Your instructions: Output the material word for word. Leave each picture out.

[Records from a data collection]
· · ·

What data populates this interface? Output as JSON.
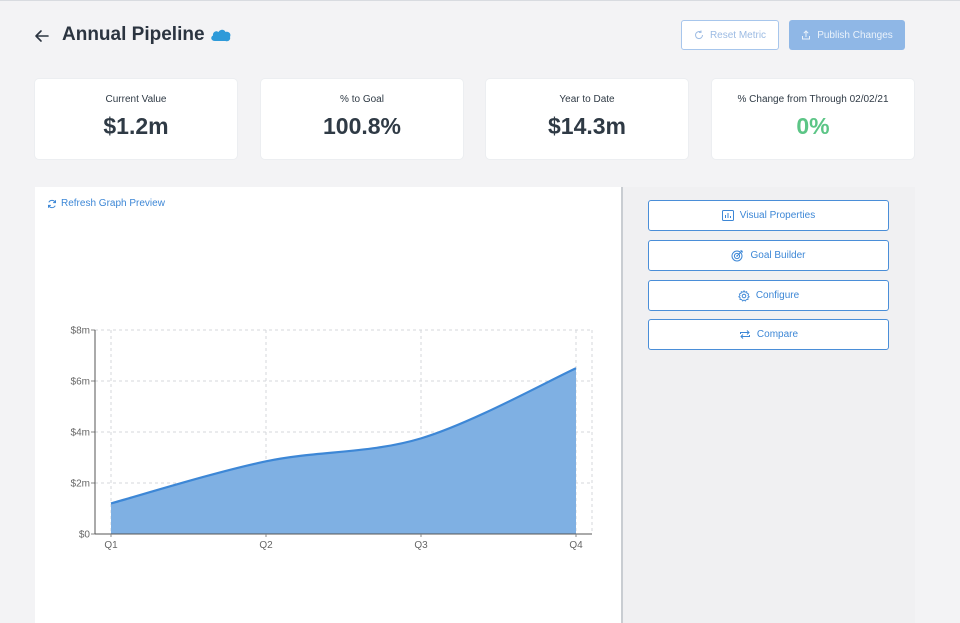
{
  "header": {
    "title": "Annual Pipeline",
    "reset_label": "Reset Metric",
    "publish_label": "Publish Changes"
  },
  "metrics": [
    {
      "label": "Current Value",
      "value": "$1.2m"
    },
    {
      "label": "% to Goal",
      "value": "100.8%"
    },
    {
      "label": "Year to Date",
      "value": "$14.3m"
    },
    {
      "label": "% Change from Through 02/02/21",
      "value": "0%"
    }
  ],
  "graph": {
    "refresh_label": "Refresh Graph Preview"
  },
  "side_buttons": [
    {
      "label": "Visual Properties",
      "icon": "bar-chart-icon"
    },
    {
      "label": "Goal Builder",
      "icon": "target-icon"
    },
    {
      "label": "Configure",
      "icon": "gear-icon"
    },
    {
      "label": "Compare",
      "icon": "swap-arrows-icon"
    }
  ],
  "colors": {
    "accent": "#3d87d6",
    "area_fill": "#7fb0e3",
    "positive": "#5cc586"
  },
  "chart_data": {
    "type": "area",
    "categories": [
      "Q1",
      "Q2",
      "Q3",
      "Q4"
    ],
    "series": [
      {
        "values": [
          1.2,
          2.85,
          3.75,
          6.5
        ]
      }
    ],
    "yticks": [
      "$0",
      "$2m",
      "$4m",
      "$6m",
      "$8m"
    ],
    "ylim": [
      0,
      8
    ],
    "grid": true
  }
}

· · ·

Written solution:
What data populates this interface? Output as JSON.
{
  "header": {
    "title": "Annual Pipeline",
    "reset_label": "Reset Metric",
    "publish_label": "Publish Changes"
  },
  "metrics": [
    {
      "label": "Current Value",
      "value": "$1.2m"
    },
    {
      "label": "% to Goal",
      "value": "100.8%"
    },
    {
      "label": "Year to Date",
      "value": "$14.3m"
    },
    {
      "label": "% Change from Through 02/02/21",
      "value": "0%"
    }
  ],
  "graph": {
    "refresh_label": "Refresh Graph Preview"
  },
  "side_buttons": [
    {
      "label": "Visual Properties",
      "icon": "bar-chart-icon"
    },
    {
      "label": "Goal Builder",
      "icon": "target-icon"
    },
    {
      "label": "Configure",
      "icon": "gear-icon"
    },
    {
      "label": "Compare",
      "icon": "swap-arrows-icon"
    }
  ],
  "colors": {
    "accent": "#3d87d6",
    "area_fill": "#7fb0e3",
    "positive": "#5cc586"
  },
  "chart_data": {
    "type": "area",
    "categories": [
      "Q1",
      "Q2",
      "Q3",
      "Q4"
    ],
    "series": [
      {
        "values": [
          1.2,
          2.85,
          3.75,
          6.5
        ]
      }
    ],
    "yticks": [
      "$0",
      "$2m",
      "$4m",
      "$6m",
      "$8m"
    ],
    "ylim": [
      0,
      8
    ],
    "grid": true
  }
}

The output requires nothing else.